**Exercise requirements**.
Copy out each line containing "badge" from the entries below.

**Supplied information**.
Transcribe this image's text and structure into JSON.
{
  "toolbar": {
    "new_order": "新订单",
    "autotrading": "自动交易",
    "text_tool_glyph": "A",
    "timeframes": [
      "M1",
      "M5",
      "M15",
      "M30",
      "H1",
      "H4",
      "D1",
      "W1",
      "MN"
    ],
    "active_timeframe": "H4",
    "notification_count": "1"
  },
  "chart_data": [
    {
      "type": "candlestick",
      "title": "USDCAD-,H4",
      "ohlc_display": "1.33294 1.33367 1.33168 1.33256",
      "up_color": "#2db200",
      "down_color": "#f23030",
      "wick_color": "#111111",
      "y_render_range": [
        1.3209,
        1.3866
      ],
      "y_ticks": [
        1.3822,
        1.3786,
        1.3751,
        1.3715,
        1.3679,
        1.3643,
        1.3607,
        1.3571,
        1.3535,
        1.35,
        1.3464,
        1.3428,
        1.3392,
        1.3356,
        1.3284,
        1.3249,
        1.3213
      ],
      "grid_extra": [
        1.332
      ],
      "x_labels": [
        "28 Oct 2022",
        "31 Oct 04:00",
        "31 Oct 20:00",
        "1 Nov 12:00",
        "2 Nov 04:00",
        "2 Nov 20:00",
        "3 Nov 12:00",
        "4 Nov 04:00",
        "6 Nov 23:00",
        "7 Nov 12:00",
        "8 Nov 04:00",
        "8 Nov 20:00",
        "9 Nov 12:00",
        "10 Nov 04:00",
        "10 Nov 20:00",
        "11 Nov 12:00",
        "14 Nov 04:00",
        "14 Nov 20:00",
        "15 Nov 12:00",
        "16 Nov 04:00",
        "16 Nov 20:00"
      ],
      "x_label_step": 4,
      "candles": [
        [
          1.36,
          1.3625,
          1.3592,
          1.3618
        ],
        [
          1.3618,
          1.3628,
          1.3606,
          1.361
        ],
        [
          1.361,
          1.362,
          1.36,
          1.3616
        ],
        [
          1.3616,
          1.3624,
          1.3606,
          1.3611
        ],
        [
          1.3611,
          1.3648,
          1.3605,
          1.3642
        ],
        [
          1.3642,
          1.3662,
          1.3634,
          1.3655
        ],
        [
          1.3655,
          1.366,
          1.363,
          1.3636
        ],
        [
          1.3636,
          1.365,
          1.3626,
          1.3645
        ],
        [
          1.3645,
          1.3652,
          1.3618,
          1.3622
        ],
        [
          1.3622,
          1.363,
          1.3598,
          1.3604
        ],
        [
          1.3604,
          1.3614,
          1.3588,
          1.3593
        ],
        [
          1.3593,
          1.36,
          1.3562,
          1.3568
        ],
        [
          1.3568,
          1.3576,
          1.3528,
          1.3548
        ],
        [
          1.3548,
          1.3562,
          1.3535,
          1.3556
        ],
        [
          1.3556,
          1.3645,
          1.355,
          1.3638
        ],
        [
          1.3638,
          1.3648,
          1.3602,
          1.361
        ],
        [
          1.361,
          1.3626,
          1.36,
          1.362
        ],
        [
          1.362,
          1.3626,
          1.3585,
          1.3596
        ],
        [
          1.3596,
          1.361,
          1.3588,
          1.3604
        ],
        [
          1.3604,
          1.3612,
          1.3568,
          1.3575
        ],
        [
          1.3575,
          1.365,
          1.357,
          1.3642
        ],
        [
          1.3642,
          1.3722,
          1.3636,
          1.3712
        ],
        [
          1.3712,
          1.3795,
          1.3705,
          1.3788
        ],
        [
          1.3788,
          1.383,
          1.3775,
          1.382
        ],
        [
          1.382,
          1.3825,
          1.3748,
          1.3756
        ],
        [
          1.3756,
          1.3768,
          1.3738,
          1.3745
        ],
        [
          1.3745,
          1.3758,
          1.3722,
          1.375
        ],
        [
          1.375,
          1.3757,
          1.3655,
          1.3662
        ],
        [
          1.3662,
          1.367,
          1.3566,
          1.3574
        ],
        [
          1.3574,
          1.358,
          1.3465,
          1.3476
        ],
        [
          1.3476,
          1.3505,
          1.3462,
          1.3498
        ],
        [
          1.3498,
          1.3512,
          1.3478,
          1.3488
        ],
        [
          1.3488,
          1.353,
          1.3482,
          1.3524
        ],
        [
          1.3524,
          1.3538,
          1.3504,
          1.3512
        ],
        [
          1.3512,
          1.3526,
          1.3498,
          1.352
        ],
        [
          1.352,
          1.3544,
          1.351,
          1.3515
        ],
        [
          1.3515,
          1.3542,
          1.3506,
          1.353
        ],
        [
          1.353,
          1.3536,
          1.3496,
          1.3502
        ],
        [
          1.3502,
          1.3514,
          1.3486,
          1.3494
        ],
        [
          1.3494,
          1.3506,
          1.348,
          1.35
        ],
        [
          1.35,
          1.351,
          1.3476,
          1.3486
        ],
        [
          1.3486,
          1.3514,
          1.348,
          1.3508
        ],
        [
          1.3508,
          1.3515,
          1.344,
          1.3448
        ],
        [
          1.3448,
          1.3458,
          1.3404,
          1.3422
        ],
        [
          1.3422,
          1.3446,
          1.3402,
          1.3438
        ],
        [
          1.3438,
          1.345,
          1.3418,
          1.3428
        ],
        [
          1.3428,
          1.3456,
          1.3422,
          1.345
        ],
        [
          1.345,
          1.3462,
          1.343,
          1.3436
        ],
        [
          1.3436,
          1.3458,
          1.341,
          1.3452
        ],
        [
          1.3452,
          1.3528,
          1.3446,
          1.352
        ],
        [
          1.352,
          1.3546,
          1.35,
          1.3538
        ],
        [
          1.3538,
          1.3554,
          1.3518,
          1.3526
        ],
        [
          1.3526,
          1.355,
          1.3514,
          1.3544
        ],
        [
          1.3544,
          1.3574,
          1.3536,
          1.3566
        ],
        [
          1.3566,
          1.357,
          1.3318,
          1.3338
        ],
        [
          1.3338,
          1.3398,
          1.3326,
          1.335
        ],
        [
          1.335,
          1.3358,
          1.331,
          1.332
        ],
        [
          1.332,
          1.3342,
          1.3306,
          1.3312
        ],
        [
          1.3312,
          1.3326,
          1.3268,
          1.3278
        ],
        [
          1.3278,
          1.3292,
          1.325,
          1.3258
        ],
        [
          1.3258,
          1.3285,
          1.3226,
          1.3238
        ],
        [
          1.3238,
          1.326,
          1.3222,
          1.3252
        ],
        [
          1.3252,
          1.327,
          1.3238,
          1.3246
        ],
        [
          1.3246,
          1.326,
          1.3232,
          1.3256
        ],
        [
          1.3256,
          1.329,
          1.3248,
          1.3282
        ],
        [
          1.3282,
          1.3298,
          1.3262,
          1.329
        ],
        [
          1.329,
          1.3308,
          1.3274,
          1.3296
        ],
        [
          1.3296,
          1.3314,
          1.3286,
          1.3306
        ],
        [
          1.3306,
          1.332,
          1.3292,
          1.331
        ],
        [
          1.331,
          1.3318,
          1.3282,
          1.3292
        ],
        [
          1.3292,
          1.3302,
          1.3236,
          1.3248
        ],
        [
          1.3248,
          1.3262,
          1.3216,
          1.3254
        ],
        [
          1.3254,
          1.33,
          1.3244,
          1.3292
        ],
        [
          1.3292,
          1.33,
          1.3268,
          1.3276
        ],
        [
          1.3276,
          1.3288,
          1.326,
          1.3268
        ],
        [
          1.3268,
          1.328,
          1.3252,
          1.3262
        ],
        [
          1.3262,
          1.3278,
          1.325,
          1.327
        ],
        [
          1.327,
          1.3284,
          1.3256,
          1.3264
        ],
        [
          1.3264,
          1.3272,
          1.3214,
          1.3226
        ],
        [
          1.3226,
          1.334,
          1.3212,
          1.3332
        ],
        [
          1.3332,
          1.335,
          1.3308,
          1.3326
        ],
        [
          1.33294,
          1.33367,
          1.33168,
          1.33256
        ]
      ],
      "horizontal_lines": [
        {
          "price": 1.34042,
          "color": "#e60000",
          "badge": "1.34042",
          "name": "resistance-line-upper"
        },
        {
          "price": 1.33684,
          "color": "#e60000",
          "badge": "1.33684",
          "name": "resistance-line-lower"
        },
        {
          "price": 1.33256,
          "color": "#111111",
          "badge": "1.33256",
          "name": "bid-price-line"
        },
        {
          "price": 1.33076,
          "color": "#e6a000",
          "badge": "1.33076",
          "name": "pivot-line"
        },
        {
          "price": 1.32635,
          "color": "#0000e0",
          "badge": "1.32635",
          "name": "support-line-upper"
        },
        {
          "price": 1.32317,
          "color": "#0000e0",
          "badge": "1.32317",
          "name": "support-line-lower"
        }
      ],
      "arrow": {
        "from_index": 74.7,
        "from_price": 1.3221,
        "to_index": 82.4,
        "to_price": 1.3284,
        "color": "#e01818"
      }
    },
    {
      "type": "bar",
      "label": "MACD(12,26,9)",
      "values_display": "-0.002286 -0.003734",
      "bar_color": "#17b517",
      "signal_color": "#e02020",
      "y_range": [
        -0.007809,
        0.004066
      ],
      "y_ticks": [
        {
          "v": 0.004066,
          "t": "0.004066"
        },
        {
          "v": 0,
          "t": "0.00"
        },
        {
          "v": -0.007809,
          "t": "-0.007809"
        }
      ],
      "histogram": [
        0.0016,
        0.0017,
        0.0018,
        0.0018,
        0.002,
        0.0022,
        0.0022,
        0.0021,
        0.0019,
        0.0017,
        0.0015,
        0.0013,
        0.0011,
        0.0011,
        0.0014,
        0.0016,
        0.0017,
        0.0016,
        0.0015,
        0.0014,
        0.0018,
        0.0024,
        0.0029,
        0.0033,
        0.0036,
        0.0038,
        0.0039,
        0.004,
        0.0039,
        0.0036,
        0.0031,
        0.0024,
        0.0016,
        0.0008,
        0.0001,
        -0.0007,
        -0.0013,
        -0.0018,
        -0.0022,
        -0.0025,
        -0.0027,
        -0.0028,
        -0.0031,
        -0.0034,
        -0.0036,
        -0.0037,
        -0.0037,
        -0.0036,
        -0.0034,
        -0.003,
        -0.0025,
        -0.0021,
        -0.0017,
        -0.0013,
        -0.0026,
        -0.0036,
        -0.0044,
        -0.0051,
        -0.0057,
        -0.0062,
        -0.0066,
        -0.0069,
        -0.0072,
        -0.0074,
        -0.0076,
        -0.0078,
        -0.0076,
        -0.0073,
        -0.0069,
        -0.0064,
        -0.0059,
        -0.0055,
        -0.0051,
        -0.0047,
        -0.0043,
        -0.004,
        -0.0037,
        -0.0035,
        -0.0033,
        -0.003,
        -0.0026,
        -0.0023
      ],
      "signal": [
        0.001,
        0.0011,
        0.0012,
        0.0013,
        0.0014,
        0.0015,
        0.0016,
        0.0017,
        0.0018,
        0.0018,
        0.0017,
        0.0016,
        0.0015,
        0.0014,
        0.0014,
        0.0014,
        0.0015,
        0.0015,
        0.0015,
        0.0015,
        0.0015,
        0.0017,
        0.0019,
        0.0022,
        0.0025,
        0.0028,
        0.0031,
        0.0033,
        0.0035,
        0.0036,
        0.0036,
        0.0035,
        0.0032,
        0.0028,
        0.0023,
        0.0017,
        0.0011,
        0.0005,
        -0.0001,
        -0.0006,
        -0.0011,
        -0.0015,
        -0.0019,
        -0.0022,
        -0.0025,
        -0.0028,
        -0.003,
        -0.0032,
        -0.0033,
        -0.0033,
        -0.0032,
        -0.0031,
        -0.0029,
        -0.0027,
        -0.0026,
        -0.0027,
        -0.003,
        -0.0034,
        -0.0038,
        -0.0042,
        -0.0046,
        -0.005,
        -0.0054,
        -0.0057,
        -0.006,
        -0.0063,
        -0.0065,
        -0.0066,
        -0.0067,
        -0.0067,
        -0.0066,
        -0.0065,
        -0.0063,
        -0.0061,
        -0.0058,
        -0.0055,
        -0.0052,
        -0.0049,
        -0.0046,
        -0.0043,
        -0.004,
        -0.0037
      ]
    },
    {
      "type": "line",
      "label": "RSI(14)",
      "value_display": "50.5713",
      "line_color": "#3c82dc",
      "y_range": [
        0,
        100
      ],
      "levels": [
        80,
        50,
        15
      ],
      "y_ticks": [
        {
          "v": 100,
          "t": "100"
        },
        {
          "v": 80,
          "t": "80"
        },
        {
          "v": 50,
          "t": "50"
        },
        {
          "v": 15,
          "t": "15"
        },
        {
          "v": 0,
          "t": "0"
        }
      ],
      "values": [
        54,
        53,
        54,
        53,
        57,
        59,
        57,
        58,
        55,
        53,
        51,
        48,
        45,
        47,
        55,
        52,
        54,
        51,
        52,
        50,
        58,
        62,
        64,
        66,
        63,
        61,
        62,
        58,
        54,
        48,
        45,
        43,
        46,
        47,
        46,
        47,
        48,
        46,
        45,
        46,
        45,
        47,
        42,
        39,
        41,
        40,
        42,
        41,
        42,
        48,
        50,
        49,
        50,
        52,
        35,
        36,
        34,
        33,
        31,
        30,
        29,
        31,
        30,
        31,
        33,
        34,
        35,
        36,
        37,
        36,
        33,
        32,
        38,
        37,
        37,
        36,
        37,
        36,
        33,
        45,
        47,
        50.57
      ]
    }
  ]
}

**Result of the task**.
          "badge": "1.34042",
          "badge": "1.33684",
          "badge": "1.33256",
          "badge": "1.33076",
          "badge": "1.32635",
          "badge": "1.32317",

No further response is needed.